* JOB *
Each record below is to be reproduced without any change.

#### DATA LINES

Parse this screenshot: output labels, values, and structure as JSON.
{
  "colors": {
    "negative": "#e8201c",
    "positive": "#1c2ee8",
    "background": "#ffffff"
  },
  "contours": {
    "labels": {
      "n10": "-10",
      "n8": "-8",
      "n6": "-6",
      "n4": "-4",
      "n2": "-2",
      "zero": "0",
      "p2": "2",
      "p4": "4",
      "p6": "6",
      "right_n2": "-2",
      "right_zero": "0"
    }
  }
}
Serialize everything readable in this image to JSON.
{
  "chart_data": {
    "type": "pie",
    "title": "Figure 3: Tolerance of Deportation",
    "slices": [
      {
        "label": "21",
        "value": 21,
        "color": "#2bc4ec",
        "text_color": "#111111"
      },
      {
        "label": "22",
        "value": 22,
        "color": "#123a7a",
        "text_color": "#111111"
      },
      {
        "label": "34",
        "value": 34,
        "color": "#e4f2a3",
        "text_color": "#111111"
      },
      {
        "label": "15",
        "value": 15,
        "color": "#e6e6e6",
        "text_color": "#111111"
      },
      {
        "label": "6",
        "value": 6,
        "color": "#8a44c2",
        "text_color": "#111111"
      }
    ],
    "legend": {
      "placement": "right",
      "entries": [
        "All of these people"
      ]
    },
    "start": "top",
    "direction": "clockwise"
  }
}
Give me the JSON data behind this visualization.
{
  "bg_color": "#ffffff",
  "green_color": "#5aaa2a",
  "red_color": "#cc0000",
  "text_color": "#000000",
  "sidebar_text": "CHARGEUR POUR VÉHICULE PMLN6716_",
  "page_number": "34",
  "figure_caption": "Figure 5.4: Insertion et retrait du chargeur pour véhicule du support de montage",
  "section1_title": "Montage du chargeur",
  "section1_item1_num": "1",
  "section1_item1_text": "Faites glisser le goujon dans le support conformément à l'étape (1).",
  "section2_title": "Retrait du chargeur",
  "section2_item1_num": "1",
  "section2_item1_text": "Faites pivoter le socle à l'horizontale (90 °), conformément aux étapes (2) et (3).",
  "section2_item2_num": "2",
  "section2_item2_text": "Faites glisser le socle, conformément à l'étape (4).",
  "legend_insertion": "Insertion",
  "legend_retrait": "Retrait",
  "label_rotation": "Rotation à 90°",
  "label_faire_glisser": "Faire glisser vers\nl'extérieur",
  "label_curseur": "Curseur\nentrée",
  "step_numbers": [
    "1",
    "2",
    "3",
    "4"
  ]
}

########

* COMPLETE OUTPUT *
Parse this screenshot: output labels, values, and structure as JSON.
{
  "colors": {
    "negative": "#e8201c",
    "positive": "#1c2ee8",
    "background": "#ffffff"
  },
  "contours": {
    "labels": {
      "n10": "-10",
      "n8": "-8",
      "n6": "-6",
      "n4": "-4",
      "n2": "-2",
      "zero": "0",
      "p2": "2",
      "p4": "4",
      "p6": "6",
      "right_n2": "-2",
      "right_zero": "0"
    }
  }
}
Serialize everything readable in this image to JSON.
{
  "chart_data": {
    "type": "pie",
    "title": "Figure 3: Tolerance of Deportation",
    "slices": [
      {
        "label": "21",
        "value": 21,
        "color": "#2bc4ec",
        "text_color": "#111111"
      },
      {
        "label": "22",
        "value": 22,
        "color": "#123a7a",
        "text_color": "#111111"
      },
      {
        "label": "34",
        "value": 34,
        "color": "#e4f2a3",
        "text_color": "#111111"
      },
      {
        "label": "15",
        "value": 15,
        "color": "#e6e6e6",
        "text_color": "#111111"
      },
      {
        "label": "6",
        "value": 6,
        "color": "#8a44c2",
        "text_color": "#111111"
      }
    ],
    "legend": {
      "placement": "right",
      "entries": [
        "All of these people"
      ]
    },
    "start": "top",
    "direction": "clockwise"
  }
}
Give me the JSON data behind this visualization.
{
  "bg_color": "#ffffff",
  "green_color": "#5aaa2a",
  "red_color": "#cc0000",
  "text_color": "#000000",
  "sidebar_text": "CHARGEUR POUR VÉHICULE PMLN6716_",
  "page_number": "34",
  "figure_caption": "Figure 5.4: Insertion et retrait du chargeur pour véhicule du support de montage",
  "section1_title": "Montage du chargeur",
  "section1_item1_num": "1",
  "section1_item1_text": "Faites glisser le goujon dans le support conformément à l'étape (1).",
  "section2_title": "Retrait du chargeur",
  "section2_item1_num": "1",
  "section2_item1_text": "Faites pivoter le socle à l'horizontale (90 °), conformément aux étapes (2) et (3).",
  "section2_item2_num": "2",
  "section2_item2_text": "Faites glisser le socle, conformément à l'étape (4).",
  "legend_insertion": "Insertion",
  "legend_retrait": "Retrait",
  "label_rotation": "Rotation à 90°",
  "label_faire_glisser": "Faire glisser vers\nl'extérieur",
  "label_curseur": "Curseur\nentrée",
  "step_numbers": [
    "1",
    "2",
    "3",
    "4"
  ]
}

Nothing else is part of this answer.